#### [Objective]
Draw out every line with the word "Convert" from the listing below.

#### [Working data]
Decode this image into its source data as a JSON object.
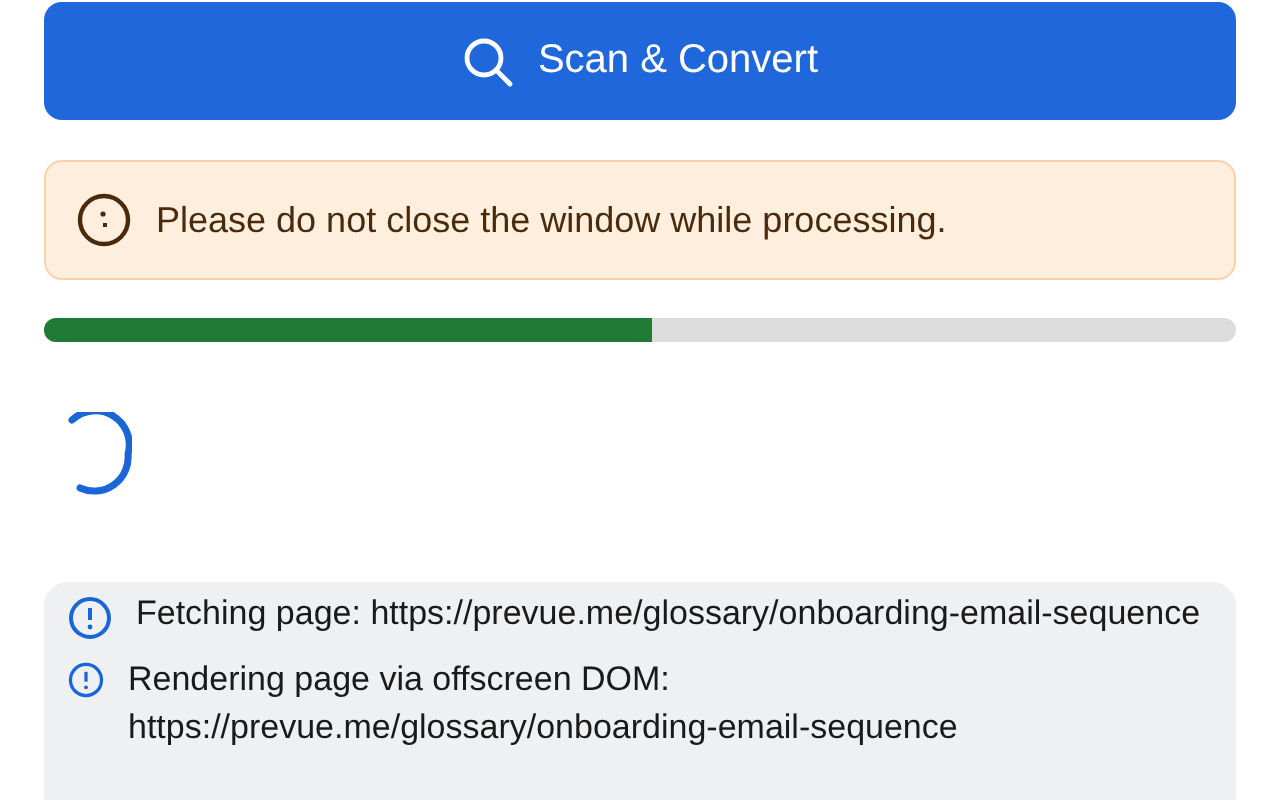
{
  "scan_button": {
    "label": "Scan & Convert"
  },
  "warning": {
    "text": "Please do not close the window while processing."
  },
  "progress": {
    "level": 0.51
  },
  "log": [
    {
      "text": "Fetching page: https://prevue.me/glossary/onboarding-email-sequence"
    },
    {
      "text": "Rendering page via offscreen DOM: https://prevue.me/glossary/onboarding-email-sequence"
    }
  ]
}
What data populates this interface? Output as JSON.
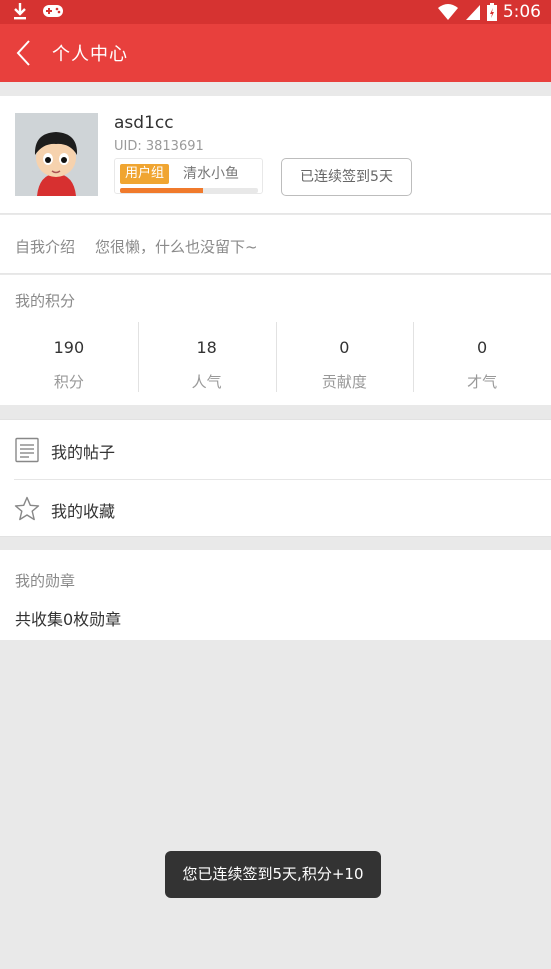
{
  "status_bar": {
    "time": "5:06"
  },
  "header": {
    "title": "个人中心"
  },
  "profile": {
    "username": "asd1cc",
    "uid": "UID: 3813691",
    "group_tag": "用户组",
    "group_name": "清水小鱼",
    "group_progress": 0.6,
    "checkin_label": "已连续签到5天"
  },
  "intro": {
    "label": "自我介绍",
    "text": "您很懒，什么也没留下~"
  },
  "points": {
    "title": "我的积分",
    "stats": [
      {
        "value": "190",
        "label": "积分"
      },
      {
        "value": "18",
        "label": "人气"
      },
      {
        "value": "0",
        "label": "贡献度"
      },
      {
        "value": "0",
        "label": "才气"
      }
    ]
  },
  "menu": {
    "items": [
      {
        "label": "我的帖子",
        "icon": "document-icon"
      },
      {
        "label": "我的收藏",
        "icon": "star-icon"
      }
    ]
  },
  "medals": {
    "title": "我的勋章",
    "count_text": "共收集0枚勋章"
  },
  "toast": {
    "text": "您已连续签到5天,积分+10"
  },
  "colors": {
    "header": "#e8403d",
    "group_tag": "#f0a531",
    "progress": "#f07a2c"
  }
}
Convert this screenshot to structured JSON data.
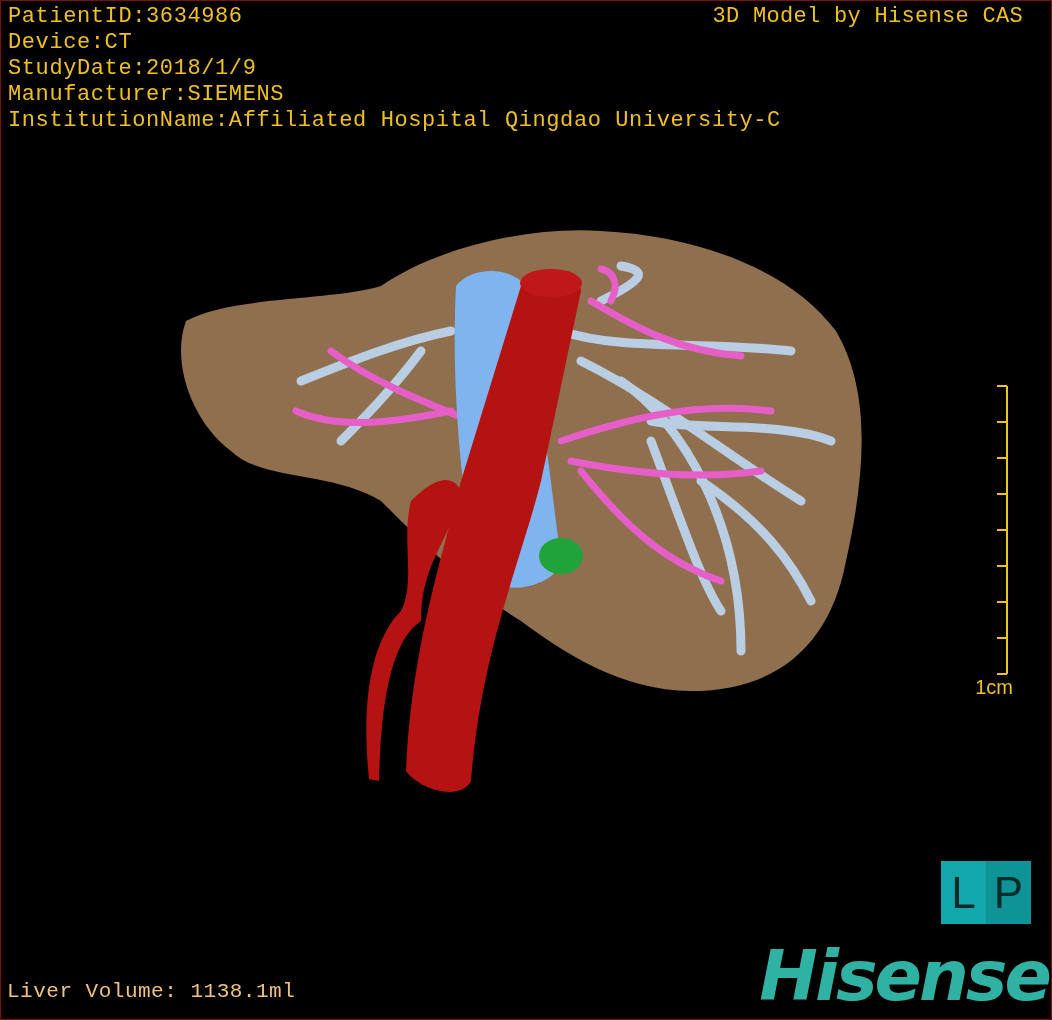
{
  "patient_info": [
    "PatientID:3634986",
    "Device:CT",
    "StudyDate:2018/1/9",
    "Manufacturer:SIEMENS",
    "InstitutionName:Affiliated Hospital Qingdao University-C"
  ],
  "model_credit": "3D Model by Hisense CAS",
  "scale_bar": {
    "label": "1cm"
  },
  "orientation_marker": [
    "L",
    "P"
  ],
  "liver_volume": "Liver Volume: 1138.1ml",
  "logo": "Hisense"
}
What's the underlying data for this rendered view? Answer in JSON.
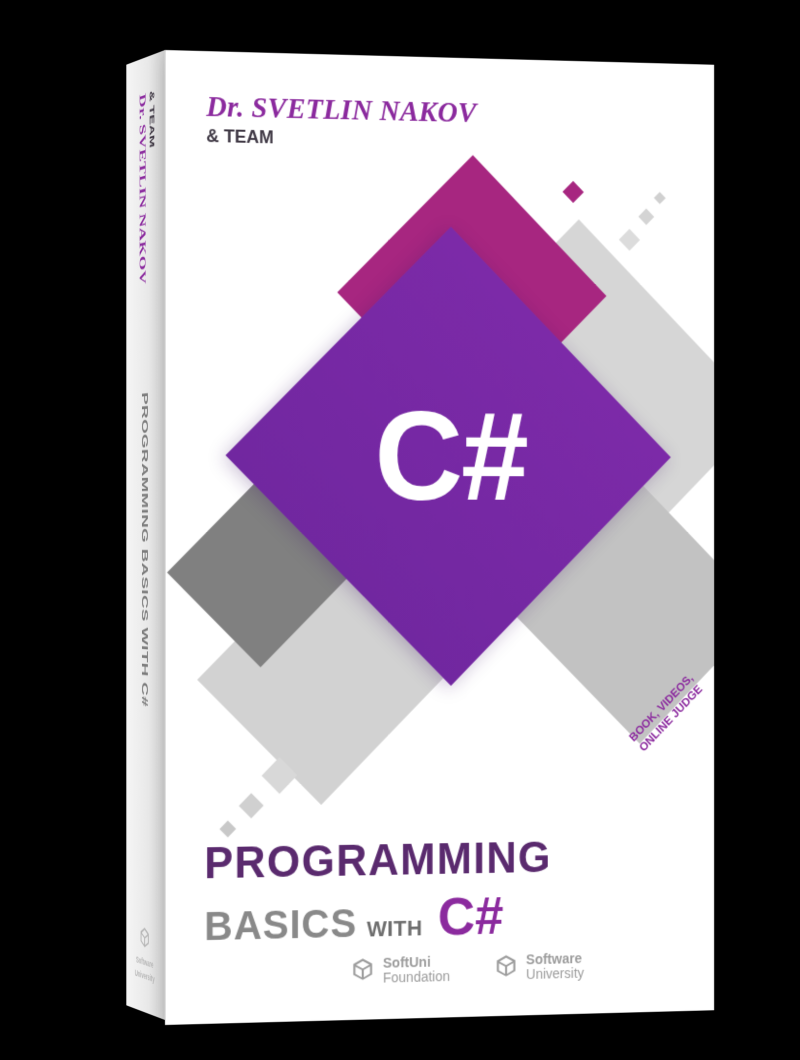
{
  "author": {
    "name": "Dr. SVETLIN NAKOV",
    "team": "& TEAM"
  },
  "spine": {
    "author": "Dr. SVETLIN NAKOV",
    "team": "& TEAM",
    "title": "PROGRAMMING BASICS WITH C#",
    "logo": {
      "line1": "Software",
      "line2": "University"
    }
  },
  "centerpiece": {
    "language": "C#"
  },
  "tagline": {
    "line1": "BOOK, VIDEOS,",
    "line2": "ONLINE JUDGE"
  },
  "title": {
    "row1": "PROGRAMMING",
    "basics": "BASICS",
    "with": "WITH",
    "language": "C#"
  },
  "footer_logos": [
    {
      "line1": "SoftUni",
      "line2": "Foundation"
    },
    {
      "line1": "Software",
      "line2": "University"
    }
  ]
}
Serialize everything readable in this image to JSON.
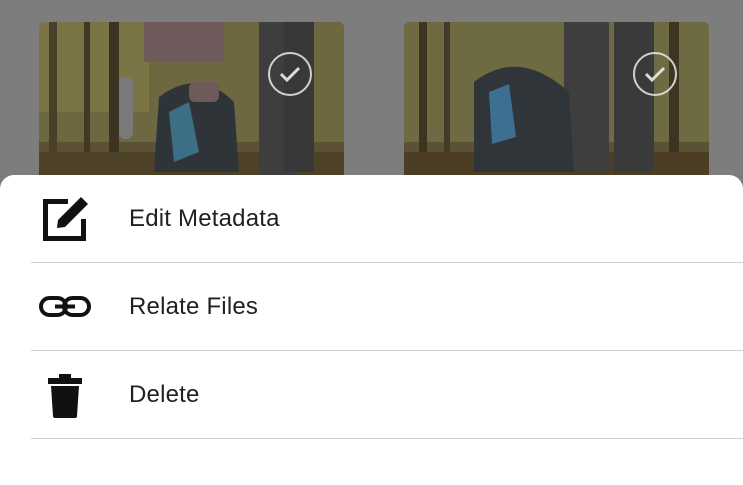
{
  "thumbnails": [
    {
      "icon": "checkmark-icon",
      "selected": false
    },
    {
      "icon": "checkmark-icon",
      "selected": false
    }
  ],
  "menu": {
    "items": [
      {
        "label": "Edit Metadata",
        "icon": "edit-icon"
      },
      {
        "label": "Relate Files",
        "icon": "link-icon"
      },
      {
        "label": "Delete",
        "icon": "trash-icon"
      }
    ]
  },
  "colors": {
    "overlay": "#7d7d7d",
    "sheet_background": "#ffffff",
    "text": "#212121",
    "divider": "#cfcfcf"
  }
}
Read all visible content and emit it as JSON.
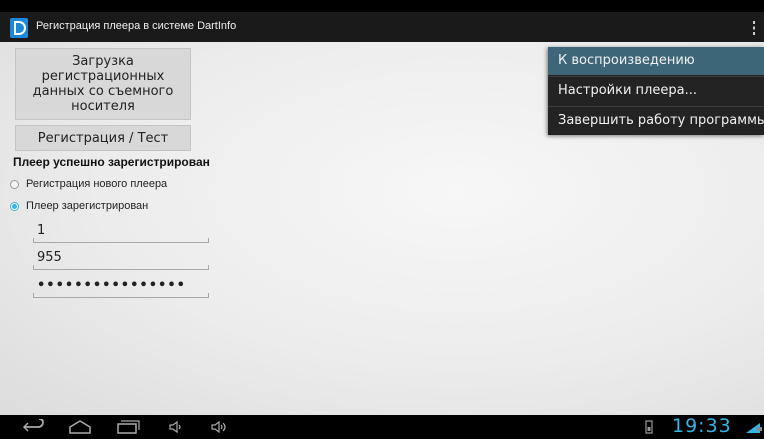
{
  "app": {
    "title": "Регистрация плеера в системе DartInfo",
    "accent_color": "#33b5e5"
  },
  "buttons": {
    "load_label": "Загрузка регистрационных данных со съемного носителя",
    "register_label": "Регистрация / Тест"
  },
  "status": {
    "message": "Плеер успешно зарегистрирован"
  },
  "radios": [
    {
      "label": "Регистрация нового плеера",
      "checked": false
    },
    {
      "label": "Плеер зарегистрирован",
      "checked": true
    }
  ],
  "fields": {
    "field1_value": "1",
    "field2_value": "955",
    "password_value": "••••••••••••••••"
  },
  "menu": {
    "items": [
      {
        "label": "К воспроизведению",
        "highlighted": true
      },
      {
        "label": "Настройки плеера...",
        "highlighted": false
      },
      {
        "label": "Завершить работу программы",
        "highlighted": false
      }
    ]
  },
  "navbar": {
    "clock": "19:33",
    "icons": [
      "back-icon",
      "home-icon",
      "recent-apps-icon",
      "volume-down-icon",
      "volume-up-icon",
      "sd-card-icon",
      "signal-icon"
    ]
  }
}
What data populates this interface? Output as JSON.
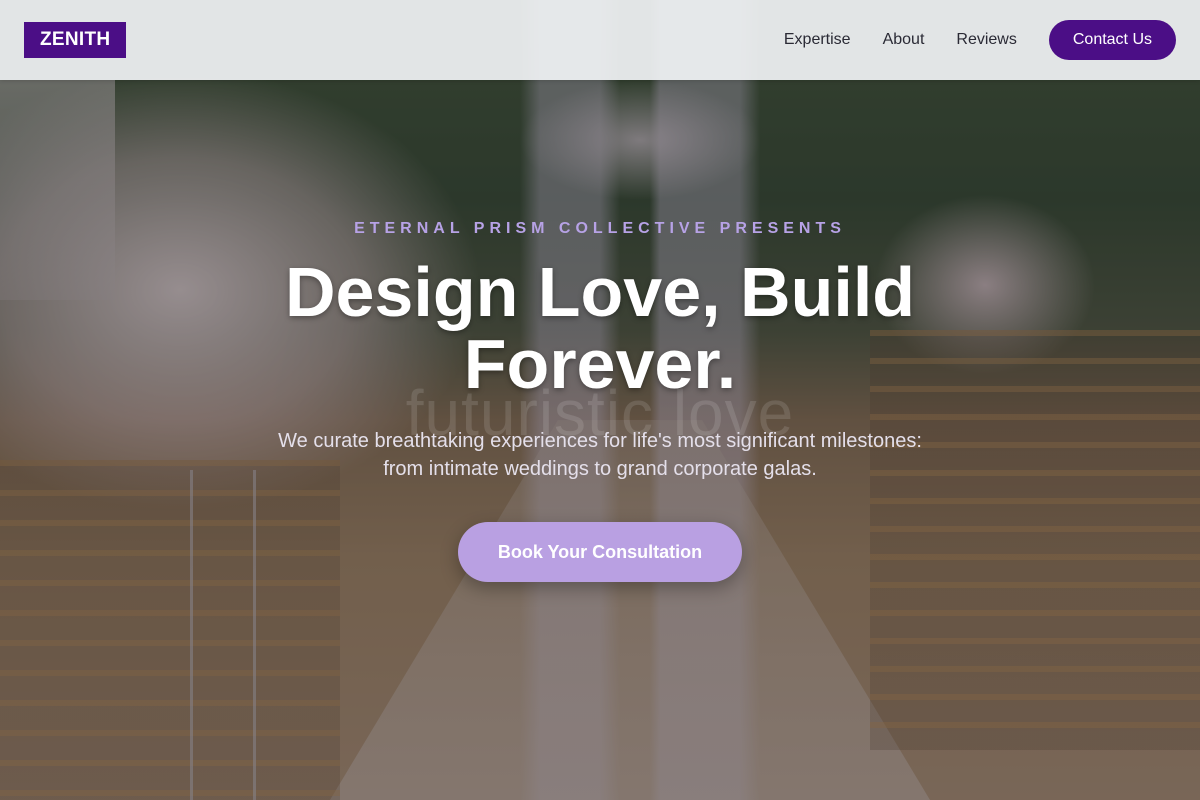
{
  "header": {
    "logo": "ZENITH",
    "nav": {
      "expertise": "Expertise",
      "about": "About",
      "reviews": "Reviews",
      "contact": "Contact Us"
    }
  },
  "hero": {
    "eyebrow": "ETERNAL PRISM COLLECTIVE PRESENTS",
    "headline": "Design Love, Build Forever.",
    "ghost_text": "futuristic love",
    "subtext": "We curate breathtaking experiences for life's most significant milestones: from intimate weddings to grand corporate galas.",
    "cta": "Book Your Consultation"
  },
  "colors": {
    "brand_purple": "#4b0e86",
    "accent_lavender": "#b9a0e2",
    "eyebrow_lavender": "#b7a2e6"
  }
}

#### [Expected answer]
    "label": "Scan & Convert"
Convert this screenshot to structured JSON data.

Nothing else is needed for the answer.